Material for this task.
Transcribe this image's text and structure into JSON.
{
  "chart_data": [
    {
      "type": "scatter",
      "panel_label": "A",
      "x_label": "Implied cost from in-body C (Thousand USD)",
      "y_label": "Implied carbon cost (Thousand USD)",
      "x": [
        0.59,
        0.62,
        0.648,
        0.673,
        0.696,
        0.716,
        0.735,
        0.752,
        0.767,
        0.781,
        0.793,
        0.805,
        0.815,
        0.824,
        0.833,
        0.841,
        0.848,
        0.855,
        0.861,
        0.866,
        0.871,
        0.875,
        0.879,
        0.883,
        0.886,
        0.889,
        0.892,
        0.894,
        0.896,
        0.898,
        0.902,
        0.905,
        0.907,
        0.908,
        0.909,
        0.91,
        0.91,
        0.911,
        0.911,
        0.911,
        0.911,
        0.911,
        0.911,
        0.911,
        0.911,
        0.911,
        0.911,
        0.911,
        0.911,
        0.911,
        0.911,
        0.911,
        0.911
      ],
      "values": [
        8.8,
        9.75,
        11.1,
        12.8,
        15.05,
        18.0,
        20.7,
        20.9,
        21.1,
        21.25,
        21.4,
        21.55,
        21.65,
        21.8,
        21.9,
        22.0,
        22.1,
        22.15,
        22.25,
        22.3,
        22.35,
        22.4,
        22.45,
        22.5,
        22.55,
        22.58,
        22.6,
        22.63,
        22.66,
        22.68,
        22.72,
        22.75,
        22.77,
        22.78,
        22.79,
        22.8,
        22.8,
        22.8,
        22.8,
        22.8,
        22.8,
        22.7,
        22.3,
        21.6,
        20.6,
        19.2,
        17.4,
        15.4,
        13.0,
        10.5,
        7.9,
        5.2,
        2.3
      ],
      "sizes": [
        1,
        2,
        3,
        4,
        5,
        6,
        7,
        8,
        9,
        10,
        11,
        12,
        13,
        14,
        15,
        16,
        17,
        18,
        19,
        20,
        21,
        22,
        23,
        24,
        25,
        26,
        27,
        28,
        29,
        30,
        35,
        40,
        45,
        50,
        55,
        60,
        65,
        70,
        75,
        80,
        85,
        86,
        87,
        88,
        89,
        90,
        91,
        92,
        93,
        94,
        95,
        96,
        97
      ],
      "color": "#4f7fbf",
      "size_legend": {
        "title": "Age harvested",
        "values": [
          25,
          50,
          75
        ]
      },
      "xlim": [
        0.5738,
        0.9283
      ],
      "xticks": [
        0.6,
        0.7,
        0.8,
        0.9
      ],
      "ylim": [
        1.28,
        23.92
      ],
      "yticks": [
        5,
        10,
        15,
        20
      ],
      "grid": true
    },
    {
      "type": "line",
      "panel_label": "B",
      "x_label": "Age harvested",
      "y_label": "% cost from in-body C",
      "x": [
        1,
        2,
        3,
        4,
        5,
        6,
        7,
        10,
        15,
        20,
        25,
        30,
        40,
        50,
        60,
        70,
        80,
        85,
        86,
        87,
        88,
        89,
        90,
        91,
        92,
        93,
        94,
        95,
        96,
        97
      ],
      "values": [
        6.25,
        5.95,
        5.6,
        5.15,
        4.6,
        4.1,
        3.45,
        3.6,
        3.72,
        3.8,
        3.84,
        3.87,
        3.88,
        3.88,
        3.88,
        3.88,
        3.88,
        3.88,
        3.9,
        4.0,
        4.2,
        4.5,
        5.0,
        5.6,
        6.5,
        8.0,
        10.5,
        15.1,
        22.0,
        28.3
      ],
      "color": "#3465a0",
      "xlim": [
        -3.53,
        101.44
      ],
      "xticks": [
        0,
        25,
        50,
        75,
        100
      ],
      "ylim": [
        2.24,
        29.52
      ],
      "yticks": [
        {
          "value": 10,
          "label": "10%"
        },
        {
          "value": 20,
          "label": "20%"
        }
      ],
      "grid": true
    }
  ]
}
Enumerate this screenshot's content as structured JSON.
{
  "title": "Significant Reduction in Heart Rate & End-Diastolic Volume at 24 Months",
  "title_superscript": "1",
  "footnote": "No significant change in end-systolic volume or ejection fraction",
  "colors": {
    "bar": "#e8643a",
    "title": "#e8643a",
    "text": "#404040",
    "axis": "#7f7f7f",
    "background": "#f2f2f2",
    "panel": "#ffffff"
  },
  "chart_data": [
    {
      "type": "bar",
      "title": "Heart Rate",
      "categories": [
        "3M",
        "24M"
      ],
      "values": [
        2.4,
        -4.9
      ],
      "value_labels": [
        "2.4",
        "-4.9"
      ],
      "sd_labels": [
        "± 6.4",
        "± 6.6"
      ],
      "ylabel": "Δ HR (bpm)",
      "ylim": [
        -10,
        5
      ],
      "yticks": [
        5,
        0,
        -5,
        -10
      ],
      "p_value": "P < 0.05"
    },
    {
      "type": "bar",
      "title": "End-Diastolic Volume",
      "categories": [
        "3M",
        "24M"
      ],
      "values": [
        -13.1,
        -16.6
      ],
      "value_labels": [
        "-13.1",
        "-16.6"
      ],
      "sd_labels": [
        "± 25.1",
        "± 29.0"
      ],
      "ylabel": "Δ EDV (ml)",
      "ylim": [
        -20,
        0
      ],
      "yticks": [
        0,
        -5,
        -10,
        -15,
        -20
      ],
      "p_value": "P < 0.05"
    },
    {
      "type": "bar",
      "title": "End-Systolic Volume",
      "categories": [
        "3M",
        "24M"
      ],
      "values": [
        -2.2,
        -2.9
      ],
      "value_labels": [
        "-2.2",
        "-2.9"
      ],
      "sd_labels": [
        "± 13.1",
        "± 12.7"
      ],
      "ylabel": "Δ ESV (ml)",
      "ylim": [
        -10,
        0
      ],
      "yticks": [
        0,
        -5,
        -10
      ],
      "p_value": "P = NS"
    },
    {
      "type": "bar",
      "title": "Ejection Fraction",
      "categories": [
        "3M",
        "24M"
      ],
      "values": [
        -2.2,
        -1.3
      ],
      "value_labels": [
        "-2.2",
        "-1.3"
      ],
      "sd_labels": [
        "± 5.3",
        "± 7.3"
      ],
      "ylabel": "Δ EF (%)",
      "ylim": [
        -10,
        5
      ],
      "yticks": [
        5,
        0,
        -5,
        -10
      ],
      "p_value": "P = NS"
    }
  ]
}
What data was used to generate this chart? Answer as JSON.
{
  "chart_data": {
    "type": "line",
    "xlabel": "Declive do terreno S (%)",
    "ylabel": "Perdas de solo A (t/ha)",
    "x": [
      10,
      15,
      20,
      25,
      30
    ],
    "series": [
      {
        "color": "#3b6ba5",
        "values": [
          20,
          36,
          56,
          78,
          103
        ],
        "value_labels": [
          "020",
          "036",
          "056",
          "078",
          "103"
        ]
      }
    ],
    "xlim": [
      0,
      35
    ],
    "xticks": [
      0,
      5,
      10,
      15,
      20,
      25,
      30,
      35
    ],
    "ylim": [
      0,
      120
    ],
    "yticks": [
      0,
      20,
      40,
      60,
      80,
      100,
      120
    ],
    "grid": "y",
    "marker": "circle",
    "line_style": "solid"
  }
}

Work required.
Locate the word "Heart" in the data above. Copy every line carrying it.

Exercise result.
  "title": "Significant Reduction in Heart Rate & End-Diastolic Volume at 24 Months",
      "title": "Heart Rate",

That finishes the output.